> **The request**
Write the data out again exactly, with no pictures.

> **Records supplied**
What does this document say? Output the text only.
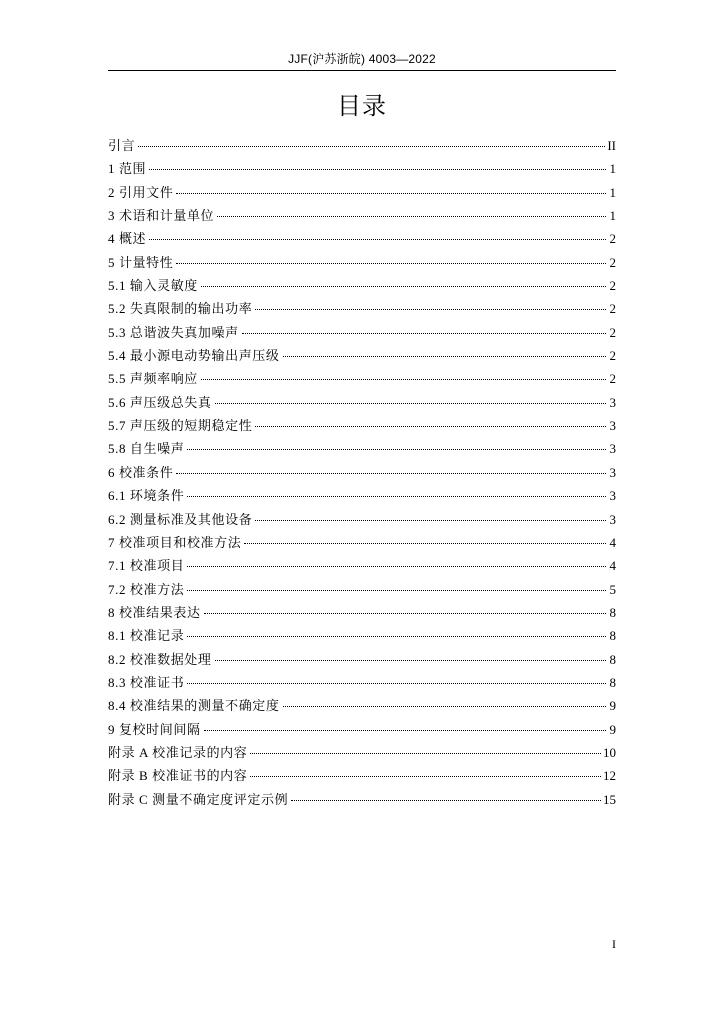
JJF(沪苏浙皖) 4003—2022
目录
引言	II
1 范围	1
2 引用文件	1
3 术语和计量单位	1
4 概述	2
5 计量特性	2
5.1 输入灵敏度	2
5.2 失真限制的输出功率	2
5.3 总谐波失真加噪声	2
5.4 最小源电动势输出声压级	2
5.5 声频率响应	2
5.6 声压级总失真	3
5.7 声压级的短期稳定性	3
5.8 自生噪声	3
6 校准条件	3
6.1 环境条件	3
6.2 测量标准及其他设备	3
7 校准项目和校准方法	4
7.1 校准项目	4
7.2 校准方法	5
8 校准结果表达	8
8.1 校准记录	8
8.2 校准数据处理	8
8.3 校准证书	8
8.4 校准结果的测量不确定度	9
9 复校时间间隔	9
附录 A 校准记录的内容	10
附录 B 校准证书的内容	12
附录 C 测量不确定度评定示例	15
I
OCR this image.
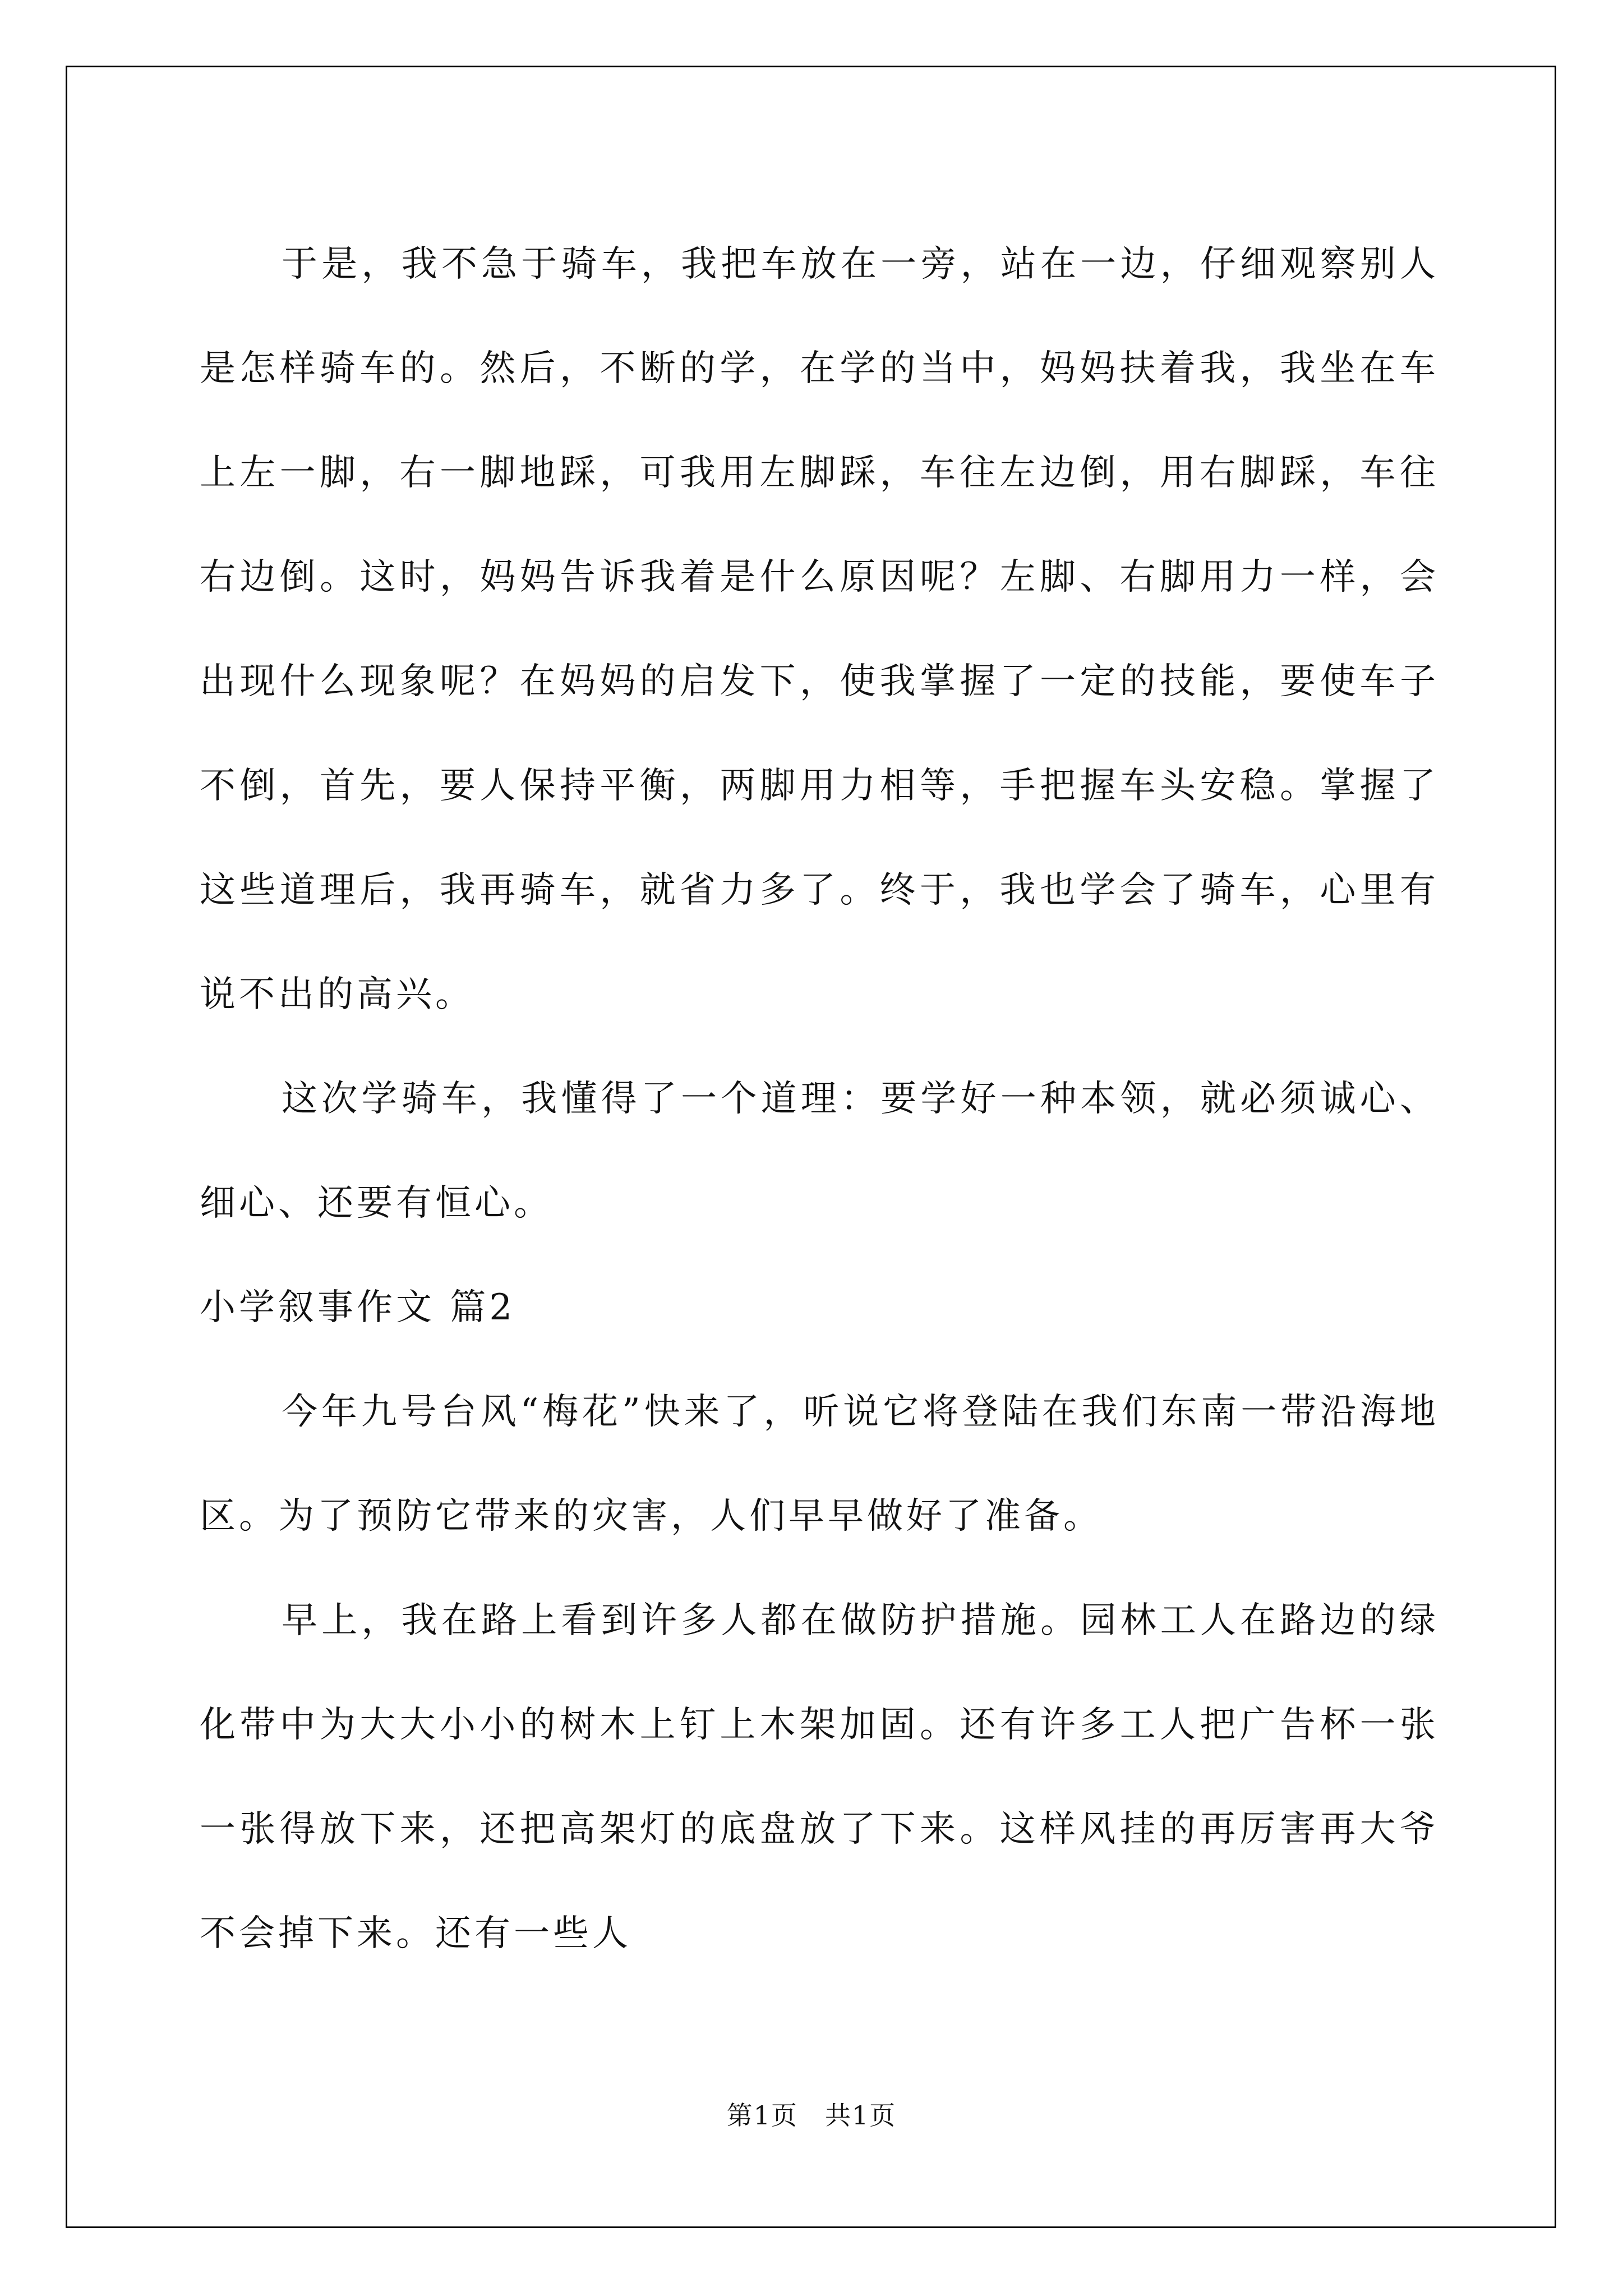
于是，我不急于骑车，我把车放在一旁，站在一边，仔细观察别人是怎样骑车的。然后，不断的学，在学的当中，妈妈扶着我，我坐在车上左一脚，右一脚地踩，可我用左脚踩，车往左边倒，用右脚踩，车往右边倒。这时，妈妈告诉我着是什么原因呢？左脚、右脚用力一样，会出现什么现象呢？在妈妈的启发下，使我掌握了一定的技能，要使车子不倒，首先，要人保持平衡，两脚用力相等，手把握车头安稳。掌握了这些道理后，我再骑车，就省力多了。终于，我也学会了骑车，心里有说不出的高兴。

这次学骑车，我懂得了一个道理：要学好一种本领，就必须诚心、细心、还要有恒心。

小学叙事作文 篇2

今年九号台风“梅花”快来了，听说它将登陆在我们东南一带沿海地区。为了预防它带来的灾害，人们早早做好了准备。

早上，我在路上看到许多人都在做防护措施。园林工人在路边的绿化带中为大大小小的树木上钉上木架加固。还有许多工人把广告杯一张一张得放下来，还把高架灯的底盘放了下来。这样风挂的再厉害再大爷不会掉下来。还有一些人

第1页　共1页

> **Finished exercise**
What does this document say? Output the text only.
JJF(沪苏浙皖) 4003—2022
目录
引言	II
1 范围	1
2 引用文件	1
3 术语和计量单位	1
4 概述	2
5 计量特性	2
5.1 输入灵敏度	2
5.2 失真限制的输出功率	2
5.3 总谐波失真加噪声	2
5.4 最小源电动势输出声压级	2
5.5 声频率响应	2
5.6 声压级总失真	3
5.7 声压级的短期稳定性	3
5.8 自生噪声	3
6 校准条件	3
6.1 环境条件	3
6.2 测量标准及其他设备	3
7 校准项目和校准方法	4
7.1 校准项目	4
7.2 校准方法	5
8 校准结果表达	8
8.1 校准记录	8
8.2 校准数据处理	8
8.3 校准证书	8
8.4 校准结果的测量不确定度	9
9 复校时间间隔	9
附录 A 校准记录的内容	10
附录 B 校准证书的内容	12
附录 C 测量不确定度评定示例	15
I
OCR this image.
于是，我不急于骑车，我把车放在一旁，站在一边，仔细观察别人是怎样骑车的。然后，不断的学，在学的当中，妈妈扶着我，我坐在车上左一脚，右一脚地踩，可我用左脚踩，车往左边倒，用右脚踩，车往右边倒。这时，妈妈告诉我着是什么原因呢？左脚、右脚用力一样，会出现什么现象呢？在妈妈的启发下，使我掌握了一定的技能，要使车子不倒，首先，要人保持平衡，两脚用力相等，手把握车头安稳。掌握了这些道理后，我再骑车，就省力多了。终于，我也学会了骑车，心里有说不出的高兴。

这次学骑车，我懂得了一个道理：要学好一种本领，就必须诚心、细心、还要有恒心。

小学叙事作文 篇2

今年九号台风“梅花”快来了，听说它将登陆在我们东南一带沿海地区。为了预防它带来的灾害，人们早早做好了准备。

早上，我在路上看到许多人都在做防护措施。园林工人在路边的绿化带中为大大小小的树木上钉上木架加固。还有许多工人把广告杯一张一张得放下来，还把高架灯的底盘放了下来。这样风挂的再厉害再大爷不会掉下来。还有一些人

第1页　共1页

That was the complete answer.